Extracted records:

▶

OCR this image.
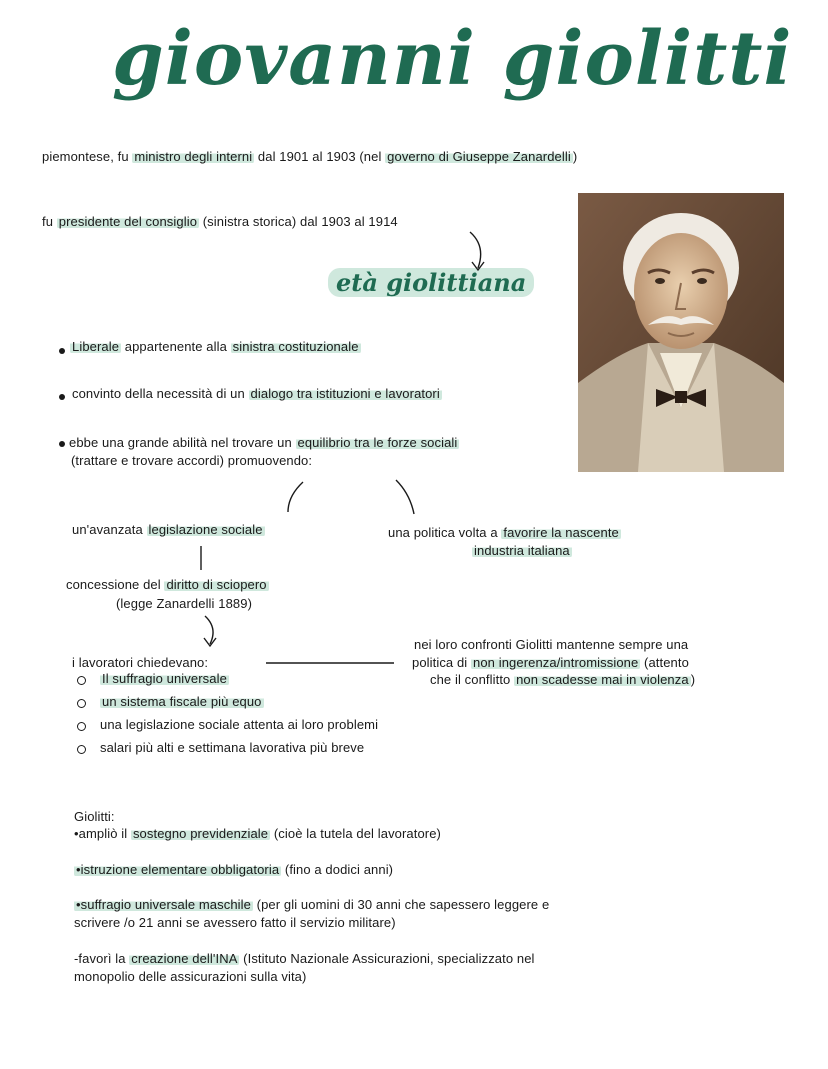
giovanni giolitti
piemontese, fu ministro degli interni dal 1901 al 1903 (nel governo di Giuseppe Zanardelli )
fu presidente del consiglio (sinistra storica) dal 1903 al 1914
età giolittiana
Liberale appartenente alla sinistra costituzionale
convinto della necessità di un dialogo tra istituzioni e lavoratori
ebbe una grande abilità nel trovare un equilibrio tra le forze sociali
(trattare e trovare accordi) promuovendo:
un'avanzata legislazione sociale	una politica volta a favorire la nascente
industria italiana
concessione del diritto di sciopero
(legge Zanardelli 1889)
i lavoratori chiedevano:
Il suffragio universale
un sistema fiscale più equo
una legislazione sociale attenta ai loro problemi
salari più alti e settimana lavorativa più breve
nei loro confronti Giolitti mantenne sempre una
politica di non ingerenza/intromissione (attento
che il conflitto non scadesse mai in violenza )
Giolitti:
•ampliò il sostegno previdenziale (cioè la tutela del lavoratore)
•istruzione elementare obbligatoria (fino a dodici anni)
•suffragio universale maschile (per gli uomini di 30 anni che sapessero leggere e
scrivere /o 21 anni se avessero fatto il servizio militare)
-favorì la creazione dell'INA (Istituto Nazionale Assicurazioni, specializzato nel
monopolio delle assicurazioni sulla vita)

◀
▶

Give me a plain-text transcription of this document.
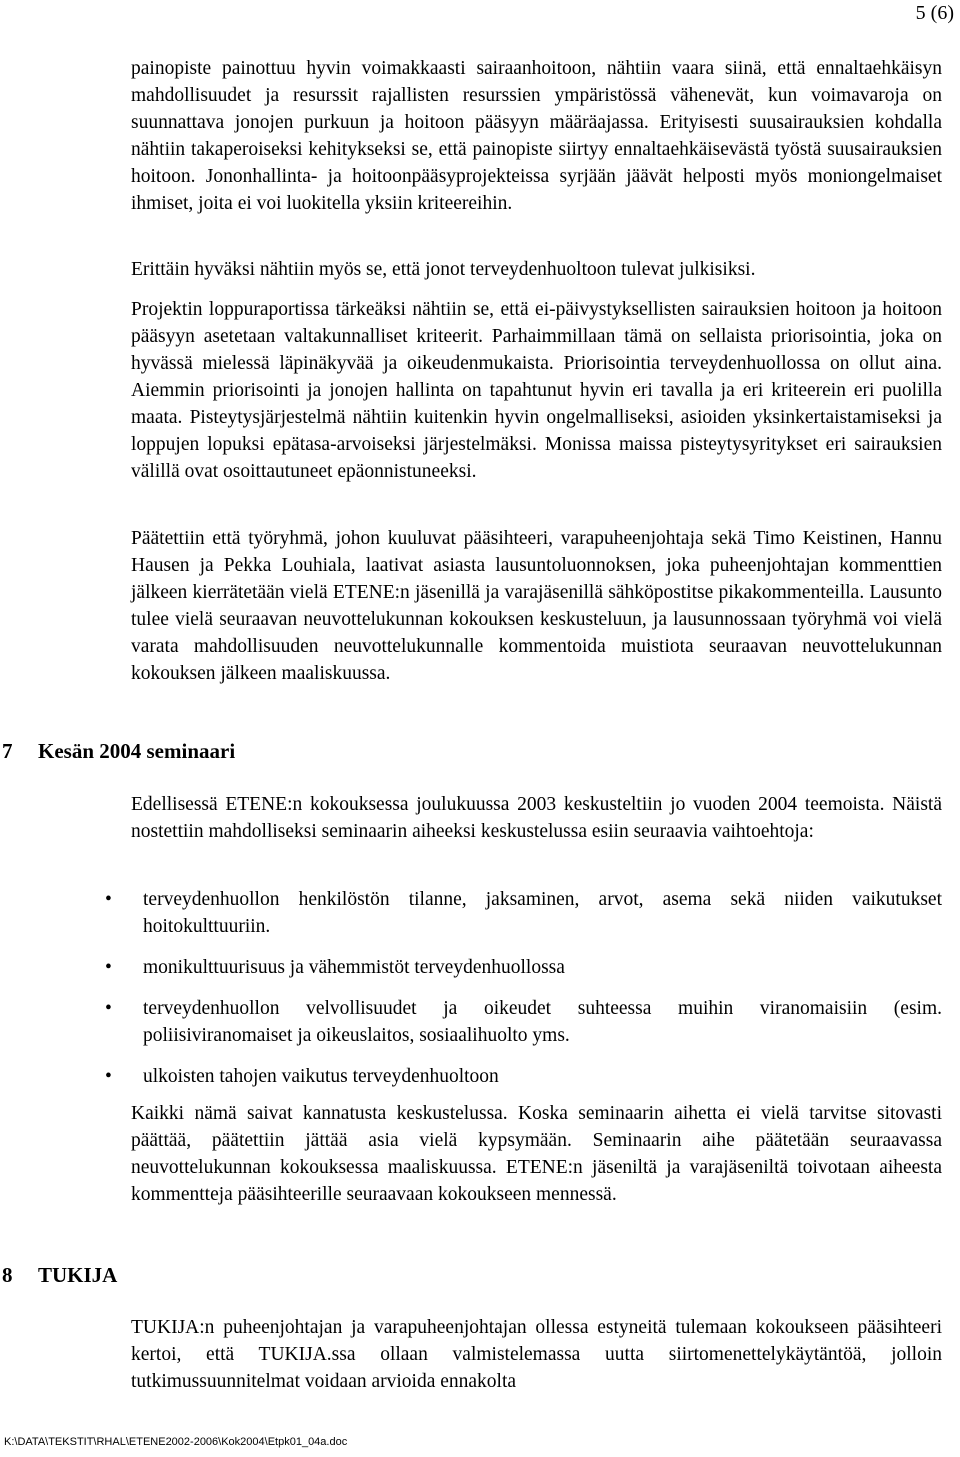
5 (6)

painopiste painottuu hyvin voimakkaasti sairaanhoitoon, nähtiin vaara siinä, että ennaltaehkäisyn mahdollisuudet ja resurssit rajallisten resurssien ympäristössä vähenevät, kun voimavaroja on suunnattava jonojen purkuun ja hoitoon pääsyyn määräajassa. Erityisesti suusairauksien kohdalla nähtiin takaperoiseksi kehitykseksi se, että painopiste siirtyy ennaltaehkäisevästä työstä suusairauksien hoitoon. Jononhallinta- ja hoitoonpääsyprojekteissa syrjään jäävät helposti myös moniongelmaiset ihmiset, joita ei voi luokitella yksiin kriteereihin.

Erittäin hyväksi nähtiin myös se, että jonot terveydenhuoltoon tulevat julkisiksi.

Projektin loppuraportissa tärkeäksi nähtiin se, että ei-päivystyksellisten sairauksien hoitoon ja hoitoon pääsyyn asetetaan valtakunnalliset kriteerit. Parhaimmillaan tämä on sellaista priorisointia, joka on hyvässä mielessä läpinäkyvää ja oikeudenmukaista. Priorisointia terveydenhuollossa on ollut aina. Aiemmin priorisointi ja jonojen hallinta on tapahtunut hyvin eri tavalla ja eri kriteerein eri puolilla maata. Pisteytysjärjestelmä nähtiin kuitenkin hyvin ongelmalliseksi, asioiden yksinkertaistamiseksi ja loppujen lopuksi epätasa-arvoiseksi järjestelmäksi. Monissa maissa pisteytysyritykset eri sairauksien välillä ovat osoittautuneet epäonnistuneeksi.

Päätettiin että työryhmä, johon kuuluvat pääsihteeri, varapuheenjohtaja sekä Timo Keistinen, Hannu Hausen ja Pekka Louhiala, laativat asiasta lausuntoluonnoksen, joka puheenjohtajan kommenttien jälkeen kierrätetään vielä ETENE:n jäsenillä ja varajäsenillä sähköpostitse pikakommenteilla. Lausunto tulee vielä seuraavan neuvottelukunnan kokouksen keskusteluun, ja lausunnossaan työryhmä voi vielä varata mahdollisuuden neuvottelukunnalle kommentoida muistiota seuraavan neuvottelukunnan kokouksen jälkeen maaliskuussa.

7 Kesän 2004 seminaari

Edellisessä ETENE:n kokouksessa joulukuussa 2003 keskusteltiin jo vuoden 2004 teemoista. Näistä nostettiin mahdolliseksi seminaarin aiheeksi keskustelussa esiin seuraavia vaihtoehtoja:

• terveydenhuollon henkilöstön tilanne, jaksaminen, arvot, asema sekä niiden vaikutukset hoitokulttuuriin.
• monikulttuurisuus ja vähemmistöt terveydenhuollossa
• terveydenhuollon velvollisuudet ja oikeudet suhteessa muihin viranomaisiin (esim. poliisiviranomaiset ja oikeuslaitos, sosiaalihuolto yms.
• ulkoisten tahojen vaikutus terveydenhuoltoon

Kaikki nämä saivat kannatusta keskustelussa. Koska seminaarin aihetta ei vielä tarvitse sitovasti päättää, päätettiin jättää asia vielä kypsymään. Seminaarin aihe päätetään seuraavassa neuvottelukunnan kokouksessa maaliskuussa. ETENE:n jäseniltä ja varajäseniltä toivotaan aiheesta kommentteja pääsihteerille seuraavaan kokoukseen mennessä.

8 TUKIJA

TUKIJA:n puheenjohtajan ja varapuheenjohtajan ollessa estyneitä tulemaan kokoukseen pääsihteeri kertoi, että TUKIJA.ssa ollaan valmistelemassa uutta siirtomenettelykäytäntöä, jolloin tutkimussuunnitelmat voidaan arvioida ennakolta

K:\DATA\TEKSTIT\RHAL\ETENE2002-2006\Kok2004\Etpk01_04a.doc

◀

What to produce = Collect each line above holding the string "että".

The reply =
painopiste painottuu hyvin voimakkaasti sairaanhoitoon, nähtiin vaara siinä, että ennaltaehkäisyn mahdollisuudet ja resurssit rajallisten resurssien ympäristössä vähenevät, kun voimavaroja on suunnattava jonojen purkuun ja hoitoon pääsyyn määräajassa. Erityisesti suusairauksien kohdalla nähtiin takaperoiseksi kehitykseksi se, että painopiste siirtyy ennaltaehkäisevästä työstä suusairauksien hoitoon. Jononhallinta- ja hoitoonpääsyprojekteissa syrjään jäävät helposti myös moniongelmaiset ihmiset, joita ei voi luokitella yksiin kriteereihin.
Erittäin hyväksi nähtiin myös se, että jonot terveydenhuoltoon tulevat julkisiksi.
Projektin loppuraportissa tärkeäksi nähtiin se, että ei-päivystyksellisten sairauksien hoitoon ja hoitoon pääsyyn asetetaan valtakunnalliset kriteerit. Parhaimmillaan tämä on sellaista priorisointia, joka on hyvässä mielessä läpinäkyvää ja oikeudenmukaista. Priorisointia terveydenhuollossa on ollut aina. Aiemmin priorisointi ja jonojen hallinta on tapahtunut hyvin eri tavalla ja eri kriteerein eri puolilla maata. Pisteytysjärjestelmä nähtiin kuitenkin hyvin ongelmalliseksi, asioiden yksinkertaistamiseksi ja loppujen lopuksi epätasa-arvoiseksi järjestelmäksi. Monissa maissa pisteytysyritykset eri sairauksien välillä ovat osoittautuneet epäonnistuneeksi.
Päätettiin että työryhmä, johon kuuluvat pääsihteeri, varapuheenjohtaja sekä Timo Keistinen, Hannu Hausen ja Pekka Louhiala, laativat asiasta lausuntoluonnoksen, joka puheenjohtajan kommenttien jälkeen kierrätetään vielä ETENE:n jäsenillä ja varajäsenillä sähköpostitse pikakommenteilla. Lausunto tulee vielä seuraavan neuvottelukunnan kokouksen keskusteluun, ja lausunnossaan työryhmä voi vielä varata mahdollisuuden neuvottelukunnalle kommentoida muistiota seuraavan neuvottelukunnan kokouksen jälkeen maaliskuussa.
TUKIJA:n puheenjohtajan ja varapuheenjohtajan ollessa estyneitä tulemaan kokoukseen pääsihteeri kertoi, että TUKIJA.ssa ollaan valmistelemassa uutta siirtomenettelykäytäntöä, jolloin tutkimussuunnitelmat voidaan arvioida ennakolta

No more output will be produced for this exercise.